:: TASK INSTRUCTIONS ::
Scan the material and copy every line in which "VELOCITY" appears.

:: EXCERPTED RECORDS ::
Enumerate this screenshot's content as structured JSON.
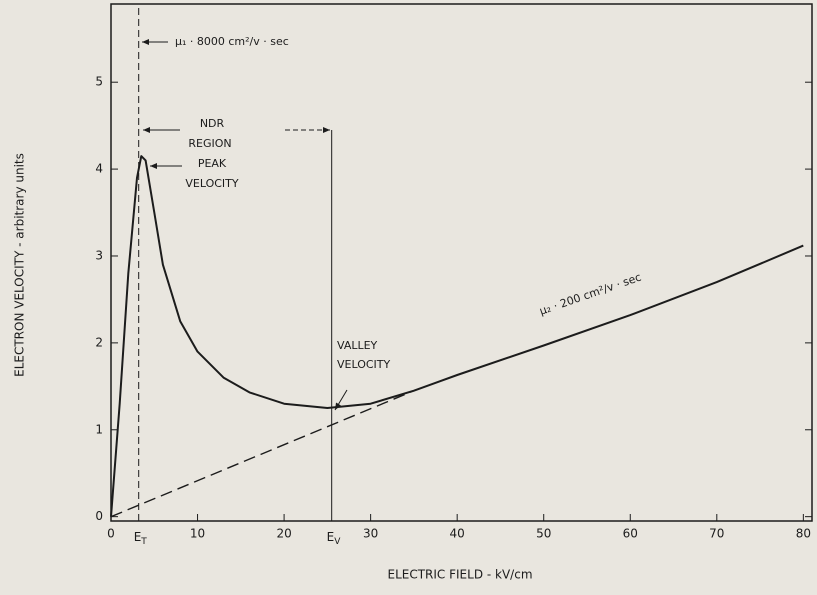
{
  "chart_data": {
    "type": "line",
    "x_label": "ELECTRIC FIELD - kV/cm",
    "y_label": "ELECTRON VELOCITY - arbitrary units",
    "x": [
      0,
      1,
      2,
      3,
      3.5,
      4,
      5,
      6,
      8,
      10,
      13,
      16,
      20,
      25,
      30,
      35,
      40,
      50,
      60,
      70,
      80
    ],
    "series": [
      {
        "values": [
          0,
          1.3,
          2.8,
          3.9,
          4.15,
          4.1,
          3.5,
          2.9,
          2.25,
          1.9,
          1.6,
          1.43,
          1.3,
          1.25,
          1.3,
          1.45,
          1.63,
          1.97,
          2.32,
          2.7,
          3.12
        ],
        "color": "#1c1c1c"
      }
    ],
    "mobility_line": {
      "x": [
        0,
        35
      ],
      "values": [
        0,
        1.45
      ]
    },
    "field_markers": [
      {
        "label": "E",
        "subscript": "T",
        "x": 3.2
      },
      {
        "label": "E",
        "subscript": "V",
        "x": 25.5
      }
    ],
    "annotations": {
      "mu1": "μ₁ · 8000 cm²/v · sec",
      "ndr": "NDR",
      "region": "REGION",
      "peak": "PEAK",
      "peak_velocity": "VELOCITY",
      "valley": "VALLEY",
      "valley_velocity": "VELOCITY",
      "mu2": "μ₂ · 200 cm²/v · sec"
    },
    "xlim": [
      0,
      81
    ],
    "ylim": [
      -0.05,
      5.9
    ],
    "xticks": [
      0,
      10,
      20,
      30,
      40,
      50,
      60,
      70,
      80
    ],
    "yticks": [
      0,
      1,
      2,
      3,
      4,
      5
    ]
  }
}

:: EXERCISE OUTPUT ::
    "y_label": "ELECTRON VELOCITY - arbitrary units",
      "peak_velocity": "VELOCITY",
      "valley_velocity": "VELOCITY",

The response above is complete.